What to work on → Reproduce the USC notes column word for word, from "For too long, it" to "end Bob Klein.".

Selected passage →

If It’s Friday, It’s Time For A USC Notes Column

USC bolstered its offensive line Thursday when it secured a commitment from Cooper Lovelace of Butler Community College in El Dorado, Kansas.

It’s a necessary addition but what I want to know is whether Lovelace can do more than bolster the line? USC needs some stars on the line. Not just at the skill positions. But five-stars that can come in and start right away.

For too long, it has brought in linemen who seem to do nothing but add depth.

  • USC guard Boogie Ellis worked out for the Milwaukee Bucks on Thursday.
  • NBA team basketball executives selected Memphis Grizzlies Executive Vice President of Basketball Operations/GM Zach Kleiman as winner of the 2021-22 NBA Basketball Executive of the Year Award. He is a USC graduate.
  • USC men’s volleyball will add Dillon Klein of Loyola High School next season. He is the grandson of former USC and Rams tight end Bob Klein.
USC tight end Bob Klein
  • NBA great Bob Lanier died this week. He was a big man with a soft outside touch, who could easily play today. I doubt a lot of today’s players would enjoy going against Lanier and his size 22 sneakers. In 1971, he averaged 25.7 points and 14.1 rebounds for the Pistons.

“Tell your old man to drag Walton and Lanier up and down the court for 48 minutes,” Roger Murdock (Kareem Abdul Jabbar) famously said in the movie, “Airplane.”

Also, let’s remember that Lanier’s daughter, Khalia, was an All-American volleyball player at USC.

Bob Lanier (16) averaged 20.1 points and 10.1 rebounds in 15 NBA seasons
  • This was the scene Thursday night before Tottenham played Arsenal in London. I don’t know why USC can’t get its student section to do something like this at a game, albeit on a smaller scale.
  • USC used to be able to pull off card stunts in 1977.
  • And now for some history:
  • Here is the cover of the USC-Purdue game with a nice illustration of Howard Jones and John McKay.
  • In case you think this is just a illustration, here is the actual photo of Jones that was the cover was based on.
  • This is a picture of Frank Gifford breaking a tackle from Johnny Williams in the USC spring game, circa 1951. Now I’m running this photo more to show the crowd. Looks pretty decent. We don’t know how the entire Coliseum looked. But this is why I didn’t like USC claiming a record crowd a few weeks ago when no one even checks what the crowds were from the past.
  • USC holds its graduation today so here is a picture of student Christa McCluggage and her dog, Joker, who graduated together in 1975 and reportedly attended every class together.

Dataset extract →
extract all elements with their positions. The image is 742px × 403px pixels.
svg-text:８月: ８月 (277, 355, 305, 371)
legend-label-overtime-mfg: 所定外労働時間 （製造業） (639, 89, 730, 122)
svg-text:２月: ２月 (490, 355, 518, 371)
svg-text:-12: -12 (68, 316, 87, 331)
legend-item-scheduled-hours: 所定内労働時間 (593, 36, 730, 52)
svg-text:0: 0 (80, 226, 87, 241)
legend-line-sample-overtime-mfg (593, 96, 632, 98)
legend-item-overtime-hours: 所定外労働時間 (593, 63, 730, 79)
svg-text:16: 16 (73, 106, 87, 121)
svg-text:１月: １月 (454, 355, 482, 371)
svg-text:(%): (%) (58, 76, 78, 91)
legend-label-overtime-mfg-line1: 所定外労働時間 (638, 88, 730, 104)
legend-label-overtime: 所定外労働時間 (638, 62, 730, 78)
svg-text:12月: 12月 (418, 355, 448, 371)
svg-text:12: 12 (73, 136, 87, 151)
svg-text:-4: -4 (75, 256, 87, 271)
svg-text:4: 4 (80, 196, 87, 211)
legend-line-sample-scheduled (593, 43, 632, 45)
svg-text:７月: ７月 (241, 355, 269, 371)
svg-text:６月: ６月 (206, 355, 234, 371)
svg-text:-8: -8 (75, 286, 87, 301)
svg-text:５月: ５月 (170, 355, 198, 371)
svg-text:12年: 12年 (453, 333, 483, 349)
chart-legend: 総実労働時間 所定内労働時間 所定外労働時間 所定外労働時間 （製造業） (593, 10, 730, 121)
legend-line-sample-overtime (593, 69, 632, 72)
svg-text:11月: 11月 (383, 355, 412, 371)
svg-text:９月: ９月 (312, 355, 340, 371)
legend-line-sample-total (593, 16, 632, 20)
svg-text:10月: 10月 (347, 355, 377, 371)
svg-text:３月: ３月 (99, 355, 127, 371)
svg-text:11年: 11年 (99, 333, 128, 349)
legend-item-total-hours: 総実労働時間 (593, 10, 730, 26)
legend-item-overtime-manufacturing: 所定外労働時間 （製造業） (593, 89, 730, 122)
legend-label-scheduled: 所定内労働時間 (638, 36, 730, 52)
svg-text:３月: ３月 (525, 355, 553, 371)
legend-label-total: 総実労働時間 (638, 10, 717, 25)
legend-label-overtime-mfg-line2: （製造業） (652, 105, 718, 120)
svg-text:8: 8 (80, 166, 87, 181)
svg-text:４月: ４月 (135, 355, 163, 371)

Answer to the exercise →
For too long, it has brought in linemen who seem to do nothing but add depth.

  • USC guard Boogie Ellis worked out for the Milwaukee Bucks on Thursday.
  • NBA team basketball executives selected Memphis Grizzlies Executive Vice President of Basketball Operations/GM Zach Kleiman as winner of the 2021-22 NBA Basketball Executive of the Year Award. He is a USC graduate.
  • USC men’s volleyball will add Dillon Klein of Loyola High School next season. He is the grandson of former USC and Rams tight end Bob Klein.